-- begin Listed records --

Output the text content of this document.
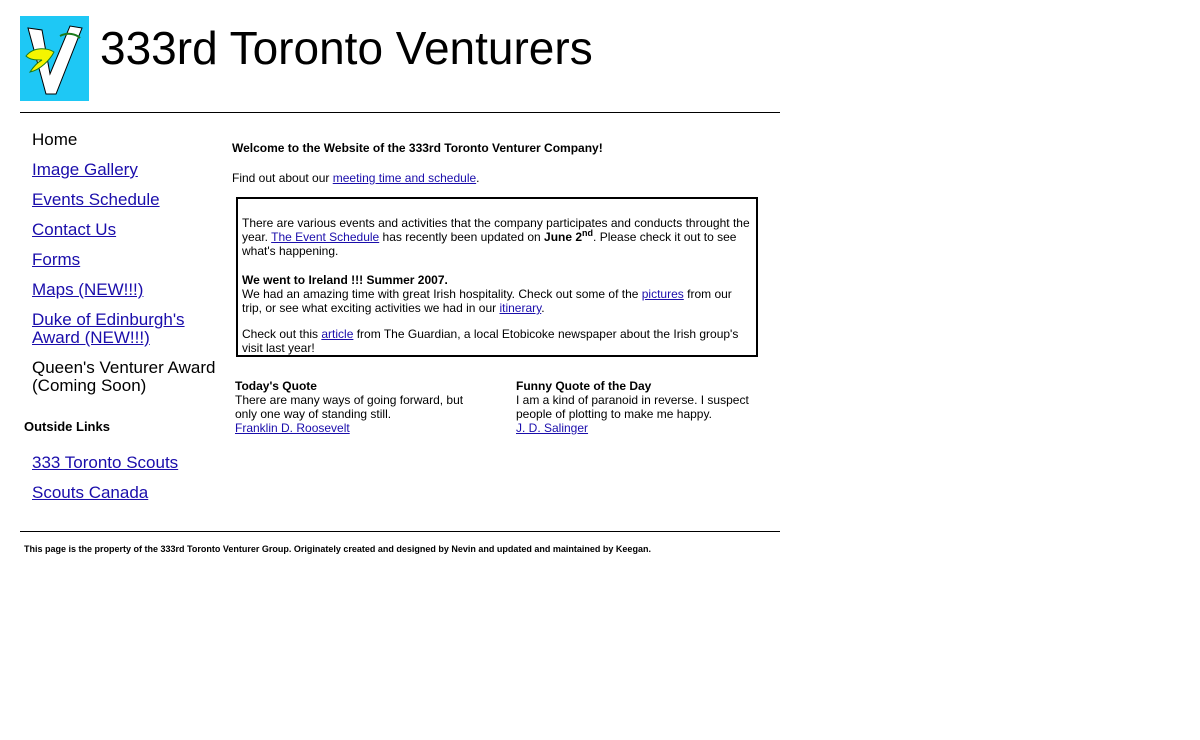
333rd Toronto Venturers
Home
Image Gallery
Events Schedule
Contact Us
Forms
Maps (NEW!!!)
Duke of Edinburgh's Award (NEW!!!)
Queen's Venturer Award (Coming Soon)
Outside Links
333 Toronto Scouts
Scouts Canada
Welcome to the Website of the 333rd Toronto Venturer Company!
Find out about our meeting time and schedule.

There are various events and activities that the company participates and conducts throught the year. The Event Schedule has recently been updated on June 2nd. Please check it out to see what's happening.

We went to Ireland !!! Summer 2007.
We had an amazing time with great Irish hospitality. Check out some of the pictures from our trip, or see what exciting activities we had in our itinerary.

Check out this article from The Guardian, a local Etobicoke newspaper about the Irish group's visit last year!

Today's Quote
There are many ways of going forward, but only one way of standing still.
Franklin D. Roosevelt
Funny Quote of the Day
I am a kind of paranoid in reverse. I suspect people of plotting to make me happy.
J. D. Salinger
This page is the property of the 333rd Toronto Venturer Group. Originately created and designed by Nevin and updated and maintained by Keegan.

-- end Listed records --

* _Exercise task_
From the data above, copy out every line with the string "time" in it.

* _Task solution_
Find out about our meeting time and schedule.
We had an amazing time with great Irish hospitality. Check out some of the pictures from our trip, or see what exciting activities we had in our itinerary.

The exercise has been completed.